*Exercise requirements*
Present the following entries again, word for word and in full.

*Source records*
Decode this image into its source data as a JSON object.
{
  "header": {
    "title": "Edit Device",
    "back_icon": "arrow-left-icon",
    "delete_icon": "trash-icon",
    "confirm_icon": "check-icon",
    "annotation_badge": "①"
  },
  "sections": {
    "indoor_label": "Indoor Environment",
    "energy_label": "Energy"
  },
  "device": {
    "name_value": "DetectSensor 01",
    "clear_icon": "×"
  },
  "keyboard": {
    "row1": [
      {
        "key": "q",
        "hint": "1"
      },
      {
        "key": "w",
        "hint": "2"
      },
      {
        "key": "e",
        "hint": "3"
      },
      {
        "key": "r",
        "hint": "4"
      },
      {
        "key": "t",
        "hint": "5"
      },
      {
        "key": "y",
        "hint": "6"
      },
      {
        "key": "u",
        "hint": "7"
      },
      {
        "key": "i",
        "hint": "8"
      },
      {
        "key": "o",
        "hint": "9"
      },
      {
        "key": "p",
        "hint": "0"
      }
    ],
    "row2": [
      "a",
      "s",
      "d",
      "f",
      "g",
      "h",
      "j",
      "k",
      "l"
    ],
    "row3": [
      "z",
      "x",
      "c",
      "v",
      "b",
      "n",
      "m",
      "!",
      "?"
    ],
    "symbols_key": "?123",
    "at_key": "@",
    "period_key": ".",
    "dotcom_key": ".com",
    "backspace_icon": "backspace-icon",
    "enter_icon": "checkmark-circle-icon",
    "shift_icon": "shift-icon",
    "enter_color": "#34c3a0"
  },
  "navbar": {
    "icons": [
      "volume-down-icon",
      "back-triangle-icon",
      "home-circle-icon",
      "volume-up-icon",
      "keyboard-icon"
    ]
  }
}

*Final result*
Decode this image into its source data as a JSON object.
{
  "header": {
    "title": "Edit Device",
    "back_icon": "arrow-left-icon",
    "delete_icon": "trash-icon",
    "confirm_icon": "check-icon",
    "annotation_badge": "①"
  },
  "sections": {
    "indoor_label": "Indoor Environment",
    "energy_label": "Energy"
  },
  "device": {
    "name_value": "DetectSensor 01",
    "clear_icon": "×"
  },
  "keyboard": {
    "row1": [
      {
        "key": "q",
        "hint": "1"
      },
      {
        "key": "w",
        "hint": "2"
      },
      {
        "key": "e",
        "hint": "3"
      },
      {
        "key": "r",
        "hint": "4"
      },
      {
        "key": "t",
        "hint": "5"
      },
      {
        "key": "y",
        "hint": "6"
      },
      {
        "key": "u",
        "hint": "7"
      },
      {
        "key": "i",
        "hint": "8"
      },
      {
        "key": "o",
        "hint": "9"
      },
      {
        "key": "p",
        "hint": "0"
      }
    ],
    "row2": [
      "a",
      "s",
      "d",
      "f",
      "g",
      "h",
      "j",
      "k",
      "l"
    ],
    "row3": [
      "z",
      "x",
      "c",
      "v",
      "b",
      "n",
      "m",
      "!",
      "?"
    ],
    "symbols_key": "?123",
    "at_key": "@",
    "period_key": ".",
    "dotcom_key": ".com",
    "backspace_icon": "backspace-icon",
    "enter_icon": "checkmark-circle-icon",
    "shift_icon": "shift-icon",
    "enter_color": "#34c3a0"
  },
  "navbar": {
    "icons": [
      "volume-down-icon",
      "back-triangle-icon",
      "home-circle-icon",
      "volume-up-icon",
      "keyboard-icon"
    ]
  }
}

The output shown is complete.